## Prompt
Output the lines that follow exactly as they are.
begin
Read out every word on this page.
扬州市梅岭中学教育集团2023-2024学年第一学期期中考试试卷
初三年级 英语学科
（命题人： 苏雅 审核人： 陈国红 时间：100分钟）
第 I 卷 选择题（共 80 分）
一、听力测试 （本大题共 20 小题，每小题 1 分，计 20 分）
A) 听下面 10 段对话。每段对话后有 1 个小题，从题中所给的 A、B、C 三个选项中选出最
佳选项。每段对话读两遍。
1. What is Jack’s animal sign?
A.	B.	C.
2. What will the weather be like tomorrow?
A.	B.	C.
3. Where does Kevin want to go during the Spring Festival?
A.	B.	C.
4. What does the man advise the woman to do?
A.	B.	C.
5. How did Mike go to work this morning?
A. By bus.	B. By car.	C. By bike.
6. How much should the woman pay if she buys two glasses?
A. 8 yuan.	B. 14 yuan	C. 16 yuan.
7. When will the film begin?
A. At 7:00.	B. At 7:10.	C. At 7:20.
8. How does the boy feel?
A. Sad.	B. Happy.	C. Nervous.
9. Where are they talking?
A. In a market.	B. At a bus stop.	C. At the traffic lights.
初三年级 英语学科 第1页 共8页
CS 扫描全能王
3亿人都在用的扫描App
end
## Full answer
Read out every word on this page.
扬州市梅岭中学教育集团2023-2024学年第一学期期中考试试卷
初三年级 英语学科
（命题人： 苏雅 审核人： 陈国红 时间：100分钟）
第 I 卷 选择题（共 80 分）
一、听力测试 （本大题共 20 小题，每小题 1 分，计 20 分）
A) 听下面 10 段对话。每段对话后有 1 个小题，从题中所给的 A、B、C 三个选项中选出最
佳选项。每段对话读两遍。
1. What is Jack’s animal sign?
A.	B.	C.
2. What will the weather be like tomorrow?
A.	B.	C.
3. Where does Kevin want to go during the Spring Festival?
A.	B.	C.
4. What does the man advise the woman to do?
A.	B.	C.
5. How did Mike go to work this morning?
A. By bus.	B. By car.	C. By bike.
6. How much should the woman pay if she buys two glasses?
A. 8 yuan.	B. 14 yuan	C. 16 yuan.
7. When will the film begin?
A. At 7:00.	B. At 7:10.	C. At 7:20.
8. How does the boy feel?
A. Sad.	B. Happy.	C. Nervous.
9. Where are they talking?
A. In a market.	B. At a bus stop.	C. At the traffic lights.
初三年级 英语学科 第1页 共8页
CS 扫描全能王
3亿人都在用的扫描App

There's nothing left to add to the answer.